▸ **GOAL OF THE EXERCISE**
Repeat the following lines exactly and nothing else: the line containing "Transcribe the text in this document." and each line after it through the end of the listing.

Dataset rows
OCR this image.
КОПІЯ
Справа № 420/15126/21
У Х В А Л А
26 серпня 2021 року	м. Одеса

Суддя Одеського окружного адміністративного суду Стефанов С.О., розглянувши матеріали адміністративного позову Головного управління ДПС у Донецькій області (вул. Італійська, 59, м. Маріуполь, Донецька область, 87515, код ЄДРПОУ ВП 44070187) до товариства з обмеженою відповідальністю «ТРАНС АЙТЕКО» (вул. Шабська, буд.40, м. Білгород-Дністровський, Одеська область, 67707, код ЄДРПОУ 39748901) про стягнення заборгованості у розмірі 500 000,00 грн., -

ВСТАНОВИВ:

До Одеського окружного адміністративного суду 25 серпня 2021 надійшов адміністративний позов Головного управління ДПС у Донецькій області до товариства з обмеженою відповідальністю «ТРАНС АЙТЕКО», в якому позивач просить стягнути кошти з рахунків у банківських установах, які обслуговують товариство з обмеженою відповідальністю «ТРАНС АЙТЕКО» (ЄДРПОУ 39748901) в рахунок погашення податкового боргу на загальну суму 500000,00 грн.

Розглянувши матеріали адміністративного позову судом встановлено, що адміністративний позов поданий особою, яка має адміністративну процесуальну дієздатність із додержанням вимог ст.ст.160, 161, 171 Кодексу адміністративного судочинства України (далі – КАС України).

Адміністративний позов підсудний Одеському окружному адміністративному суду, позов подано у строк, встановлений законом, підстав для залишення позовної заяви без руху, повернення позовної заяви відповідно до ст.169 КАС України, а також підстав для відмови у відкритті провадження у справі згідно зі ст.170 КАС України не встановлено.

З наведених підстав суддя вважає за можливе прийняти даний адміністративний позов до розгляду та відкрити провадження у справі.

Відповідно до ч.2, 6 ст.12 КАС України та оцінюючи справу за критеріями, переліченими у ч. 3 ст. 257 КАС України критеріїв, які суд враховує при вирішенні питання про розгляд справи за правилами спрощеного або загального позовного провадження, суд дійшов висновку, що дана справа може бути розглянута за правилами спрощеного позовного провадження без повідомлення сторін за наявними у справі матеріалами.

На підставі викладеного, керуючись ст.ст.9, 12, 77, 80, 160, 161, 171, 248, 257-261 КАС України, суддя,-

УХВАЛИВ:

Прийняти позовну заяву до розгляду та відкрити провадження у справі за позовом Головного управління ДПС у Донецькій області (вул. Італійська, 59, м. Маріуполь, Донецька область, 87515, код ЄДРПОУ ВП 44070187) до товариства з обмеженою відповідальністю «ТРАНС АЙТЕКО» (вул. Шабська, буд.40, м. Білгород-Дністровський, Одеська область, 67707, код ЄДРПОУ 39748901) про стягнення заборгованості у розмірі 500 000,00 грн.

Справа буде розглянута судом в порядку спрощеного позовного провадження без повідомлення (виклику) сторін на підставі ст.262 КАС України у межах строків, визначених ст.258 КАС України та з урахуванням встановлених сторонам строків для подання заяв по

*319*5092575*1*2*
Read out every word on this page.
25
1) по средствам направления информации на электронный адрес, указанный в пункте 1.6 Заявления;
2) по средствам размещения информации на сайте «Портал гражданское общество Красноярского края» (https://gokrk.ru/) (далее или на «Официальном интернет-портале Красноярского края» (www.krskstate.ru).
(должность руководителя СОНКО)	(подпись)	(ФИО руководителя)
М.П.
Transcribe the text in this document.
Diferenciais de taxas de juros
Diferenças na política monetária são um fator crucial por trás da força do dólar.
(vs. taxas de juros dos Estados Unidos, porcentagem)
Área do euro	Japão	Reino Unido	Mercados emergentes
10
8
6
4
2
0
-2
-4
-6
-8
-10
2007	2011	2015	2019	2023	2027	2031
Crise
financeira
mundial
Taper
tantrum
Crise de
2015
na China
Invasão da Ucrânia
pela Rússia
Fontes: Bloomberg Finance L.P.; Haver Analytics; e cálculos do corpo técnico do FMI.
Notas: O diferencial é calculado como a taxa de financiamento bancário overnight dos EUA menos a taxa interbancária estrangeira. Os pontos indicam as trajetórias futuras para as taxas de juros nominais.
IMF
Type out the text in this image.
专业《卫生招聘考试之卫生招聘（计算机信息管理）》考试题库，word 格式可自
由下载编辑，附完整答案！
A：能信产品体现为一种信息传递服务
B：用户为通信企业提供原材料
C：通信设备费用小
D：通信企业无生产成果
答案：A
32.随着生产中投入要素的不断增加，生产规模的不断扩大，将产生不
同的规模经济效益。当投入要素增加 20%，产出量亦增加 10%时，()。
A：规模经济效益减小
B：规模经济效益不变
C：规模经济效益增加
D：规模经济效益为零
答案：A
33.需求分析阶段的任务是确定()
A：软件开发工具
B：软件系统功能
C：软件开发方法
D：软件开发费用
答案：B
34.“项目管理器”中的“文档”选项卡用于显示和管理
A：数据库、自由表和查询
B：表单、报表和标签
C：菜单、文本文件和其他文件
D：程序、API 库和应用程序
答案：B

▸ **SOLUTION TO THE PROBLEM**
Transcribe the text in this document.
Diferenciais de taxas de juros
Diferenças na política monetária são um fator crucial por trás da força do dólar.
(vs. taxas de juros dos Estados Unidos, porcentagem)
Área do euro	Japão	Reino Unido	Mercados emergentes
10
8
6
4
2
0
-2
-4
-6
-8
-10
2007	2011	2015	2019	2023	2027	2031
Crise
financeira
mundial
Taper
tantrum
Crise de
2015
na China
Invasão da Ucrânia
pela Rússia
Fontes: Bloomberg Finance L.P.; Haver Analytics; e cálculos do corpo técnico do FMI.
Notas: O diferencial é calculado como a taxa de financiamento bancário overnight dos EUA menos a taxa interbancária estrangeira. Os pontos indicam as trajetórias futuras para as taxas de juros nominais.
IMF
Type out the text in this image.
专业《卫生招聘考试之卫生招聘（计算机信息管理）》考试题库，word 格式可自
由下载编辑，附完整答案！
A：能信产品体现为一种信息传递服务
B：用户为通信企业提供原材料
C：通信设备费用小
D：通信企业无生产成果
答案：A
32.随着生产中投入要素的不断增加，生产规模的不断扩大，将产生不
同的规模经济效益。当投入要素增加 20%，产出量亦增加 10%时，()。
A：规模经济效益减小
B：规模经济效益不变
C：规模经济效益增加
D：规模经济效益为零
答案：A
33.需求分析阶段的任务是确定()
A：软件开发工具
B：软件系统功能
C：软件开发方法
D：软件开发费用
答案：B
34.“项目管理器”中的“文档”选项卡用于显示和管理
A：数据库、自由表和查询
B：表单、报表和标签
C：菜单、文本文件和其他文件
D：程序、API 库和应用程序
答案：B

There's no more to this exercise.